### Task description
Locate each line in the records containing "Violence". Copy it.

### Data rows
-- start --

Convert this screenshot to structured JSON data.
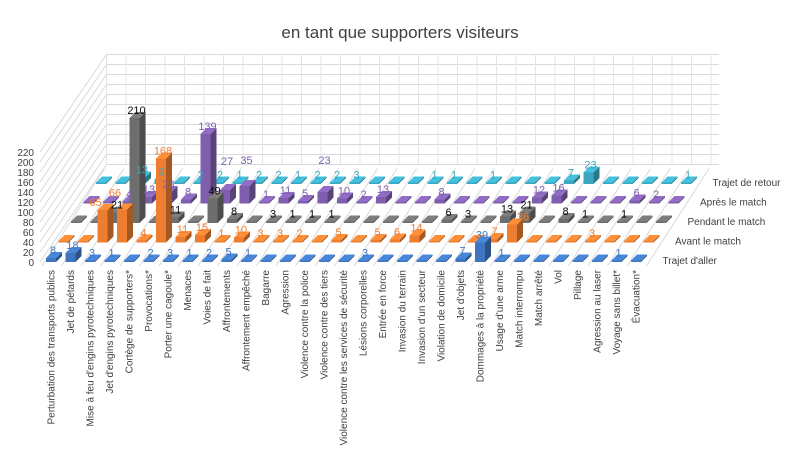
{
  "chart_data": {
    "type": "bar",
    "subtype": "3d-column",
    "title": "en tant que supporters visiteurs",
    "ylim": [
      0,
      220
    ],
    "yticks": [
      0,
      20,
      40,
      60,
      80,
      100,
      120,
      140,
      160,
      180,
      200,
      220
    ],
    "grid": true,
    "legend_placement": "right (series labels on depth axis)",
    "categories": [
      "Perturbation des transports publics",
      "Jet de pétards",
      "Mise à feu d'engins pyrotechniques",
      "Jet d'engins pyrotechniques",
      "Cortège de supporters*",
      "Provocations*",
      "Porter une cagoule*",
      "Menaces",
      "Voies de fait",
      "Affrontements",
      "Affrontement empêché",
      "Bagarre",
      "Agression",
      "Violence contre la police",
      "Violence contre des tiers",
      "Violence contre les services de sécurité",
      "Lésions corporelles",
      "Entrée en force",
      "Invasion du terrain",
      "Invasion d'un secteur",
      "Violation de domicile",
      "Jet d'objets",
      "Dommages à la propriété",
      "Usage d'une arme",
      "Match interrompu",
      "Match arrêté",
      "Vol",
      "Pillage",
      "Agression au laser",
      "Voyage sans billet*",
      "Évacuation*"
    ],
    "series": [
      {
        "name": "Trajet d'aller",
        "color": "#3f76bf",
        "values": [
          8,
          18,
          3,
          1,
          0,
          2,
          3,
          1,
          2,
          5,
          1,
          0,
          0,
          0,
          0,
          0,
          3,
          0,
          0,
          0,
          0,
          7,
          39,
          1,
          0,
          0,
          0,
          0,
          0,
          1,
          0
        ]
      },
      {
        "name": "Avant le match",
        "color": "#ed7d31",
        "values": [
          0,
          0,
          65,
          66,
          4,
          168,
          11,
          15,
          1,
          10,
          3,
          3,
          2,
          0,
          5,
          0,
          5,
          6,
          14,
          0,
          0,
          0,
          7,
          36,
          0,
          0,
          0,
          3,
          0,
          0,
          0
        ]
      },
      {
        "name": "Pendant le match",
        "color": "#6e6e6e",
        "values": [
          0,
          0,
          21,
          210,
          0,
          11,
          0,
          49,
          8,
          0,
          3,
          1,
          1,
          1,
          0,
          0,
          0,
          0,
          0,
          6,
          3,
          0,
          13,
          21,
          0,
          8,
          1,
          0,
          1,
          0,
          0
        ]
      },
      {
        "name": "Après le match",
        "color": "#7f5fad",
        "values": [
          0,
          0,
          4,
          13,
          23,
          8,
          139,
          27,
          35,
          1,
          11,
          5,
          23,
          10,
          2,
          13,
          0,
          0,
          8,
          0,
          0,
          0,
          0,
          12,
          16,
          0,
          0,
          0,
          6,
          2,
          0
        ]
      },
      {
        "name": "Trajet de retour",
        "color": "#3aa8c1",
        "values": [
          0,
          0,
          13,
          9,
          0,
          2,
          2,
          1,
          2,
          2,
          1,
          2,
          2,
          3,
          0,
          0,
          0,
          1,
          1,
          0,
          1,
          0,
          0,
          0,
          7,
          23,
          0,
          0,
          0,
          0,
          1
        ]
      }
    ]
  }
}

-- end --
-- start --

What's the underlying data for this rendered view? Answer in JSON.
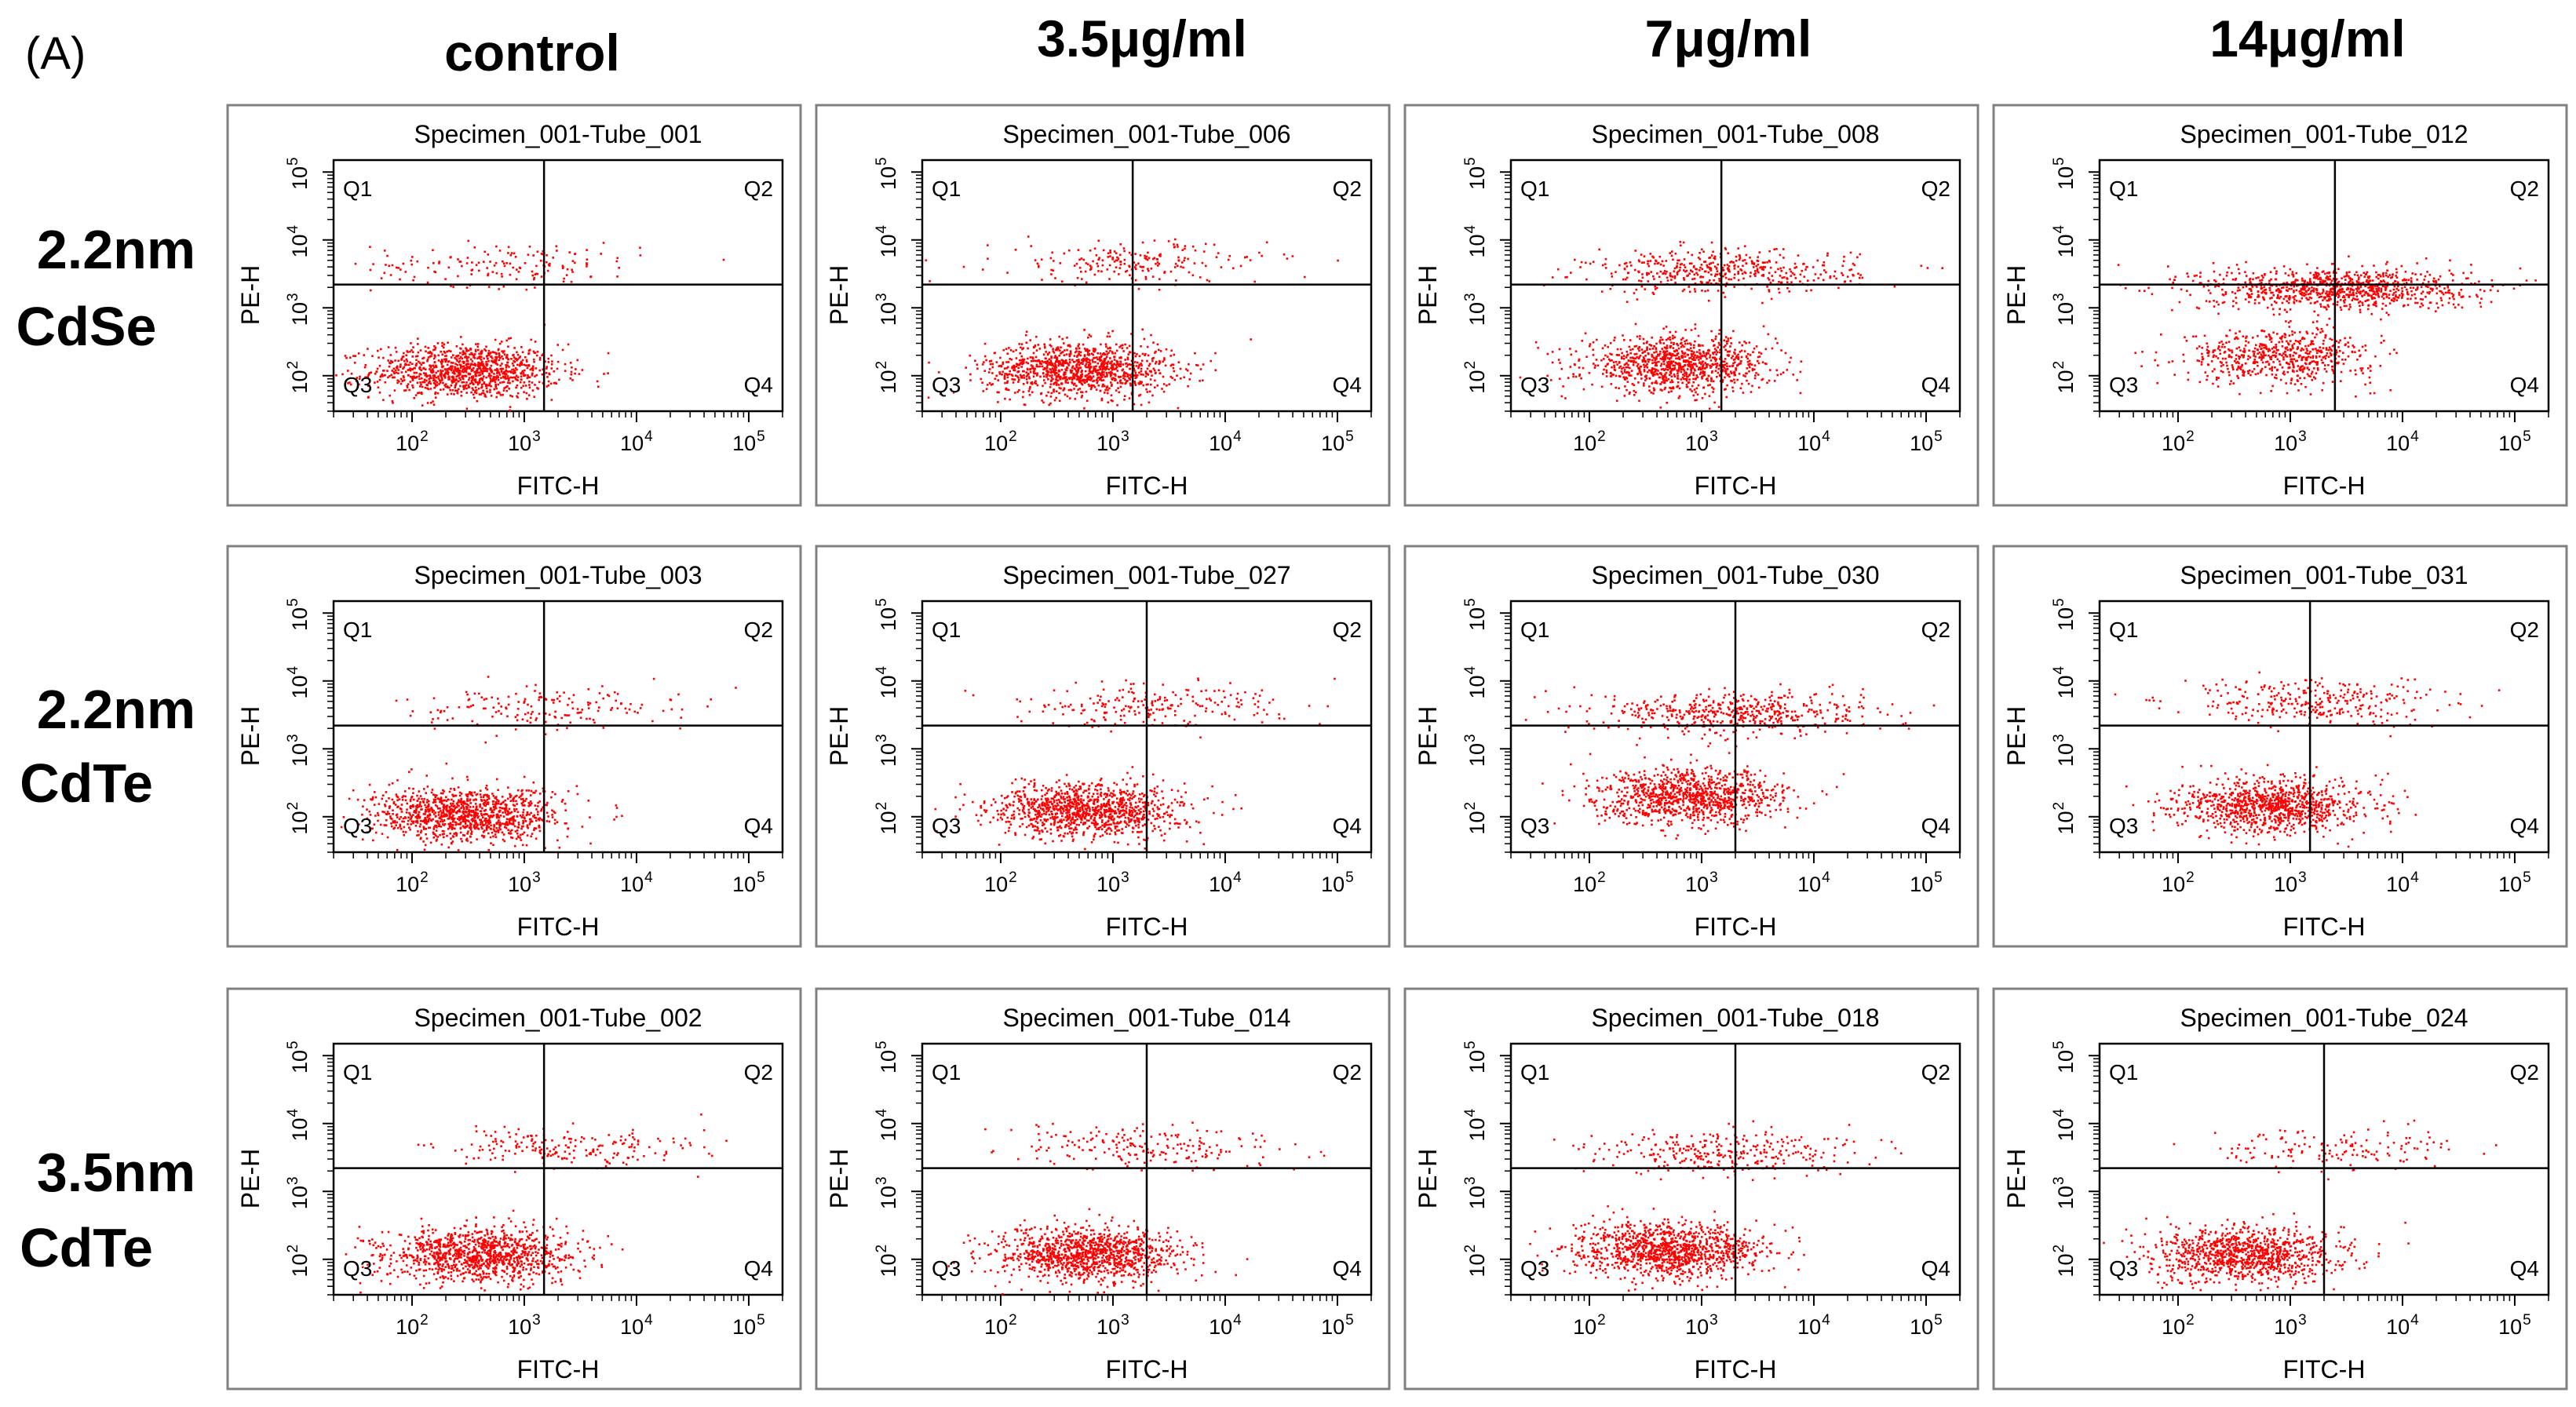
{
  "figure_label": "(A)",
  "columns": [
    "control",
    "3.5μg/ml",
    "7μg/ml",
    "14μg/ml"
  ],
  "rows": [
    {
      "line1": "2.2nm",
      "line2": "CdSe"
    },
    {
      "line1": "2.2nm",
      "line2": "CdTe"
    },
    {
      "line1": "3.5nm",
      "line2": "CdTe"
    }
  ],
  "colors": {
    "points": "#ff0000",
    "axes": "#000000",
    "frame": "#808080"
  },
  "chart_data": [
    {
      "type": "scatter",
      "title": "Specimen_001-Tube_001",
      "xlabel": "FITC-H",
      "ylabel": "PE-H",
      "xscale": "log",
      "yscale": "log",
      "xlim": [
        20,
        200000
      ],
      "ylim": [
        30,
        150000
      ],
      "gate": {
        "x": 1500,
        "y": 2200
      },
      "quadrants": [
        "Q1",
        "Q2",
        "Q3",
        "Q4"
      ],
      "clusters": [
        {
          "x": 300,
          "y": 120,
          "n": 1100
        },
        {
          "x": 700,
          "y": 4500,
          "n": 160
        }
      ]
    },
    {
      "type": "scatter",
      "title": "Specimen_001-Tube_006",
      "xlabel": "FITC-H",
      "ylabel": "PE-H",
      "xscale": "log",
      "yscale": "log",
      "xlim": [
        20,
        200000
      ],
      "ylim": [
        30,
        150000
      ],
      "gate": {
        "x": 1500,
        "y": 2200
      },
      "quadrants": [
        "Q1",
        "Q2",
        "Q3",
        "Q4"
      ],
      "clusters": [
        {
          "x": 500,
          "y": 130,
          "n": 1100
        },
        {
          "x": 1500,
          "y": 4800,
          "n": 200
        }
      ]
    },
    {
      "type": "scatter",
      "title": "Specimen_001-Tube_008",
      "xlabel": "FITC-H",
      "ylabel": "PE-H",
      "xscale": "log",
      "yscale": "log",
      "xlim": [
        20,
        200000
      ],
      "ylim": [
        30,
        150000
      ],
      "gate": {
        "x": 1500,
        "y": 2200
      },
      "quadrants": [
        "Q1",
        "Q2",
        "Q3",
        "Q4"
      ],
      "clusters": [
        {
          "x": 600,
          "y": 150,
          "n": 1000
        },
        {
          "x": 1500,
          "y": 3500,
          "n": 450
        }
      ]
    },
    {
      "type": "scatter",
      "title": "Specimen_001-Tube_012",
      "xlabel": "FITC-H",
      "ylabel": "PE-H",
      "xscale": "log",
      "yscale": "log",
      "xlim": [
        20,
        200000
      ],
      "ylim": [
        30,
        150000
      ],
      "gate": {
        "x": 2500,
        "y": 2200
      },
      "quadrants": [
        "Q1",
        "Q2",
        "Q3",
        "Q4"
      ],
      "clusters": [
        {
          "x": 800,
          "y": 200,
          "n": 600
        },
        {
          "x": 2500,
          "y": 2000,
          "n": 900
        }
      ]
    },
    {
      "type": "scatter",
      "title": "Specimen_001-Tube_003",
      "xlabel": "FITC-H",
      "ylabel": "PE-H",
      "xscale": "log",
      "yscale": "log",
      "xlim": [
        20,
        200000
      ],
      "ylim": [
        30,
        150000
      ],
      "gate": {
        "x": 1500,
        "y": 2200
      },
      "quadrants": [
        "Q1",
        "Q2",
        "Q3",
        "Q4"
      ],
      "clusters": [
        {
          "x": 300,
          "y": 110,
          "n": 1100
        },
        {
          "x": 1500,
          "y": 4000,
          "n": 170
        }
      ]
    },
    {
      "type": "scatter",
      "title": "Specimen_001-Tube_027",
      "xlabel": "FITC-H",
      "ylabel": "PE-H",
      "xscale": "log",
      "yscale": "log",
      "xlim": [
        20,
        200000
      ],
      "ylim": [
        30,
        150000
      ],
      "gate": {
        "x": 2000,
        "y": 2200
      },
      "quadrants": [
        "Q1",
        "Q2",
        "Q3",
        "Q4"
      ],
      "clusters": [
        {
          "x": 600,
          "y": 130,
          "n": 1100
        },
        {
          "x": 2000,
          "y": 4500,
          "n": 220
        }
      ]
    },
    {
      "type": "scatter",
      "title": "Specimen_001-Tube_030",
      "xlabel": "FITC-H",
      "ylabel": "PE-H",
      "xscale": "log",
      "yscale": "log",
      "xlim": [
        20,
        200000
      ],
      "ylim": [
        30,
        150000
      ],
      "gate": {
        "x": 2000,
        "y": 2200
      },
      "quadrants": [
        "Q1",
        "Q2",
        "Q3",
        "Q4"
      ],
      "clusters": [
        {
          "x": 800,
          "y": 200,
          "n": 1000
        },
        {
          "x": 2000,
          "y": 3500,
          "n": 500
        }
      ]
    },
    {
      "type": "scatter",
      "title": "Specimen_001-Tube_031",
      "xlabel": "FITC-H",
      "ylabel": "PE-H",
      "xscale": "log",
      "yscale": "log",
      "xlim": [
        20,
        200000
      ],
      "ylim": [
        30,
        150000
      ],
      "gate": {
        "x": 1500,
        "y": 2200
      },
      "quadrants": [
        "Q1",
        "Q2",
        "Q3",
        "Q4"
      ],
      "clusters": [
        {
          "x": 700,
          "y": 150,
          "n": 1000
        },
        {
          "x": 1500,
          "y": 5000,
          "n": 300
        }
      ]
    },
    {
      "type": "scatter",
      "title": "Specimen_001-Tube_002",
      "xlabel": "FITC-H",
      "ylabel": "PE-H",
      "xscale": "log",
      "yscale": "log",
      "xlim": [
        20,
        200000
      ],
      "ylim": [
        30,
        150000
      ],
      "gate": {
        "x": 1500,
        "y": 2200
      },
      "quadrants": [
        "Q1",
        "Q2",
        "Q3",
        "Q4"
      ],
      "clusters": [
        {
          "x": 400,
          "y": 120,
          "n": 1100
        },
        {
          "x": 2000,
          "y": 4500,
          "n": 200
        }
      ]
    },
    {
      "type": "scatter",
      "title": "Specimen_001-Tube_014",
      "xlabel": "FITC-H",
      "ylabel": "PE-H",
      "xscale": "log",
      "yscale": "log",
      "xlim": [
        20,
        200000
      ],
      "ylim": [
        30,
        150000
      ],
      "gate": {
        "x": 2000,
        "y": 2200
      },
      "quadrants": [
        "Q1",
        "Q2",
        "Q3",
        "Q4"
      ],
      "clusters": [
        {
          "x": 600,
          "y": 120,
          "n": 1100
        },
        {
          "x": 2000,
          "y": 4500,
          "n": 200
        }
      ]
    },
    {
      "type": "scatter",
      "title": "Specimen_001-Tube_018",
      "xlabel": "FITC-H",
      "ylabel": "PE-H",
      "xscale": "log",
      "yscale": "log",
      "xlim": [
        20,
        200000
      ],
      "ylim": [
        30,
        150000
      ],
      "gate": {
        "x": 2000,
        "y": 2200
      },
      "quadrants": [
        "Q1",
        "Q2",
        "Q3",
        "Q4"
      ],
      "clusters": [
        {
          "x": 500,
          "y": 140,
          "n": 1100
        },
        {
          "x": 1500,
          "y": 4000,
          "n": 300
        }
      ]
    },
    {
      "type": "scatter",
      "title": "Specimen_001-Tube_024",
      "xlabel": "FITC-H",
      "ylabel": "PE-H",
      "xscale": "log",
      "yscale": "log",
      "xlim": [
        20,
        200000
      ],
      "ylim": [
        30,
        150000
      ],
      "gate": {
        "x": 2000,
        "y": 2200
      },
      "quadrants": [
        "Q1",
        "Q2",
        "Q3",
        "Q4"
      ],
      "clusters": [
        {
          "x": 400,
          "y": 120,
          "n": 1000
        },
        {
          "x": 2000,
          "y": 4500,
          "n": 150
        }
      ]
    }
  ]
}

-- end --

### Written answer
      "Violence contre la police",
      "Violence contre des tiers",
      "Violence contre les services de sécurité",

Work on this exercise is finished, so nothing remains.